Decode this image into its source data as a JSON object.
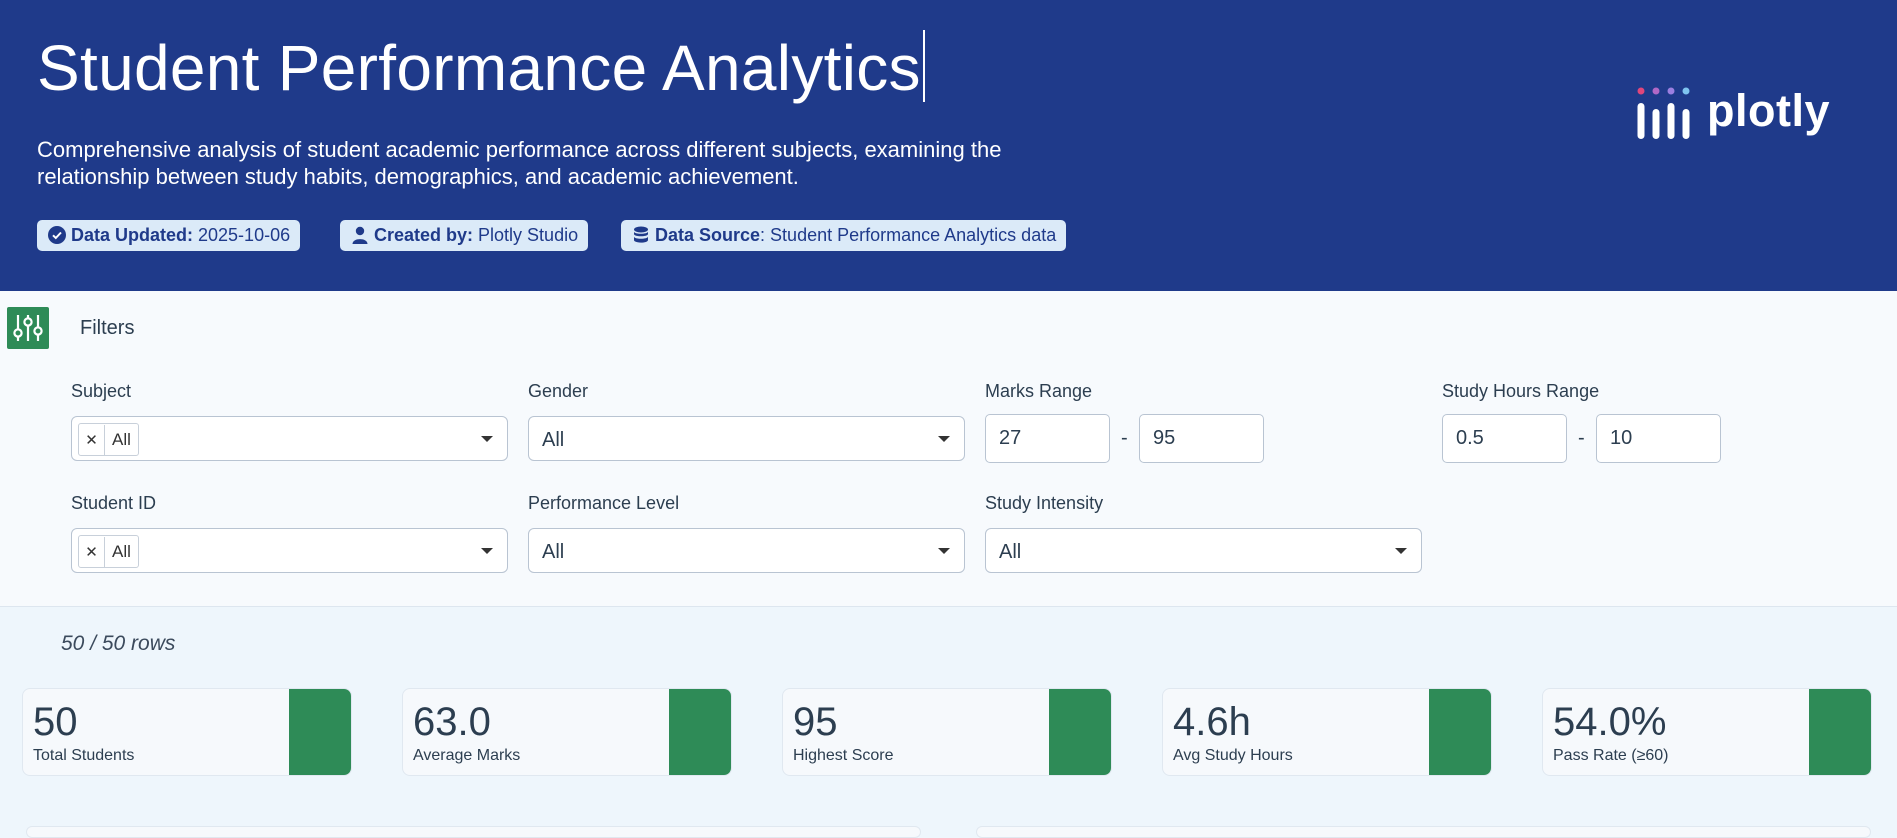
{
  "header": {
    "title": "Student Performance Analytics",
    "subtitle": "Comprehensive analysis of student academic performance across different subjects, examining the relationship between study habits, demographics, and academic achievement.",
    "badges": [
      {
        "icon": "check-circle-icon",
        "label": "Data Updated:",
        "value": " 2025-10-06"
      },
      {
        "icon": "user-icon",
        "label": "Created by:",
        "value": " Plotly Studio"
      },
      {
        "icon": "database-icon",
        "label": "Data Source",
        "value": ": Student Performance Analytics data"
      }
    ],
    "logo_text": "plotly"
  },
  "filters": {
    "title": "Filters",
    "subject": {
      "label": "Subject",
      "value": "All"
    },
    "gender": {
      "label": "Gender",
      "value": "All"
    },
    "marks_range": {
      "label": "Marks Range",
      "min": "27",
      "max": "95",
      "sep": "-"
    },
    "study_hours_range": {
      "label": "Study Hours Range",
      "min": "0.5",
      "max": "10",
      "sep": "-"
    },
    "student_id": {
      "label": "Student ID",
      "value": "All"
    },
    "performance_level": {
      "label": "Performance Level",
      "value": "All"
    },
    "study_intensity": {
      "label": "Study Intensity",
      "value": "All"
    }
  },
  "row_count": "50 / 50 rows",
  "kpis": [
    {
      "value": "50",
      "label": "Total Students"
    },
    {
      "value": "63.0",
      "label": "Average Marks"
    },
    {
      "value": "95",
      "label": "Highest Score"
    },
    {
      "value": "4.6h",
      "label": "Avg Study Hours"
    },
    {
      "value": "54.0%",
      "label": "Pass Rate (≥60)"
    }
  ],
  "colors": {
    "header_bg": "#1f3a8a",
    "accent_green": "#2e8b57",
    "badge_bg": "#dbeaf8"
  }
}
____________
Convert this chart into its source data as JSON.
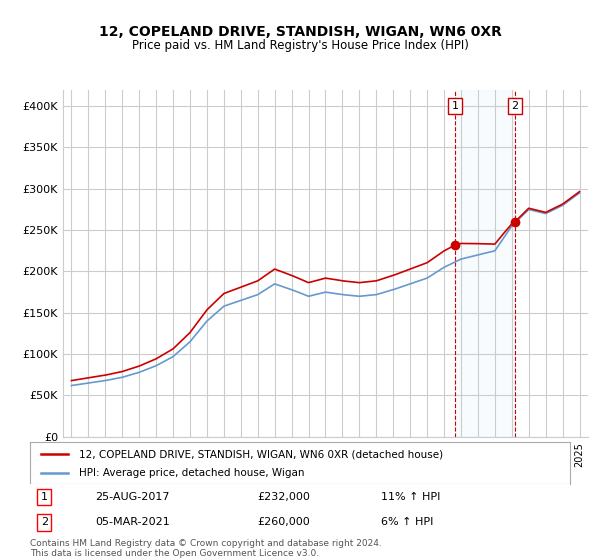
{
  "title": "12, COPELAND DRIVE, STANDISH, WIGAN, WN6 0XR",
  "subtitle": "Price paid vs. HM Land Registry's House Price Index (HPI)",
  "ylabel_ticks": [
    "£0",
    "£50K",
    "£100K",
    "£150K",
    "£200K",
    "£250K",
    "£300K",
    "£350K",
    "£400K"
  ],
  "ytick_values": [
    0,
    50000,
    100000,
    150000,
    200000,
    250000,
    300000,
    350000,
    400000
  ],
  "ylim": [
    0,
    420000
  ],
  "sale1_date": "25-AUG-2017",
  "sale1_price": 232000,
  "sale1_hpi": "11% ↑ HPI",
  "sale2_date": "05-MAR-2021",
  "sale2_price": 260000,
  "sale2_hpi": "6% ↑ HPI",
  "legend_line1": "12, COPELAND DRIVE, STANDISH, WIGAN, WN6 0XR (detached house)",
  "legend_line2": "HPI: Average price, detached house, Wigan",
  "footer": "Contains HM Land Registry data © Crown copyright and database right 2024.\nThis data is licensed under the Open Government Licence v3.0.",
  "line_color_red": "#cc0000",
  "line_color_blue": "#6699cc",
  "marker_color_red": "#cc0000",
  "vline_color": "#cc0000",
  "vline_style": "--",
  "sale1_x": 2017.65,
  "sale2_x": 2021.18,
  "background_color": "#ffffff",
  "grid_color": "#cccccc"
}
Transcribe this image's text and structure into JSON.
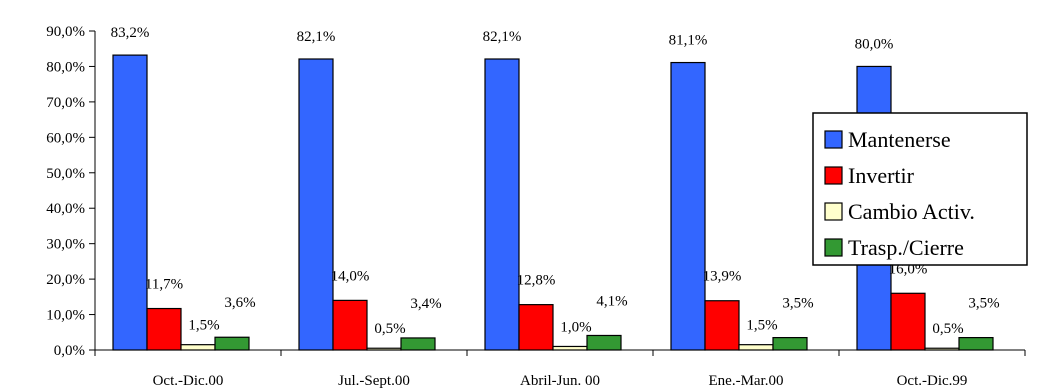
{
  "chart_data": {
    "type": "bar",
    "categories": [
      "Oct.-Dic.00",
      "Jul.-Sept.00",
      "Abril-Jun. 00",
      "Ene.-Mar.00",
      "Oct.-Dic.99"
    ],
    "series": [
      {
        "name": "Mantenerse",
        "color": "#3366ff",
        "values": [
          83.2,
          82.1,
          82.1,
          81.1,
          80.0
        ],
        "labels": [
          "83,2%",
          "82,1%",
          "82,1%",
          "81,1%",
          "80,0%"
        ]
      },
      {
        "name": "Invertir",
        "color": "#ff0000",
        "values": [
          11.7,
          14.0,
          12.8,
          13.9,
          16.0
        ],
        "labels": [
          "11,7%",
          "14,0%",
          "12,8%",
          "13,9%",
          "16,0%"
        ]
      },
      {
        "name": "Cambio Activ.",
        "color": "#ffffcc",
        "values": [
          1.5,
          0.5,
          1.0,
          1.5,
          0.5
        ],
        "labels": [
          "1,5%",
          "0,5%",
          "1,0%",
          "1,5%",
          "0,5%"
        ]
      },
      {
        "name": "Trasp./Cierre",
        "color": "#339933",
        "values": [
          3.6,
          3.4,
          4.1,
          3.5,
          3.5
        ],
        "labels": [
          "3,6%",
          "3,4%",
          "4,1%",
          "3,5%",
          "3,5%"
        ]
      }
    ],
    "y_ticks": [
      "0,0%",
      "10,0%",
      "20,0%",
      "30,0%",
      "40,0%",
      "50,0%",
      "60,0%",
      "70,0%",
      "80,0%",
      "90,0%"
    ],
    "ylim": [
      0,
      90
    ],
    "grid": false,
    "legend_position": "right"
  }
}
____________
Identify each line in the entries with the word "Registry" and copy it.

### Answer to this problem
  "subtitle": "Price paid vs. HM Land Registry's House Price Index (HPI)",
  "footer": "Contains HM Land Registry data © Crown copyright and database right 2024.\nThis data is licensed under the Open Government Licence v3.0.",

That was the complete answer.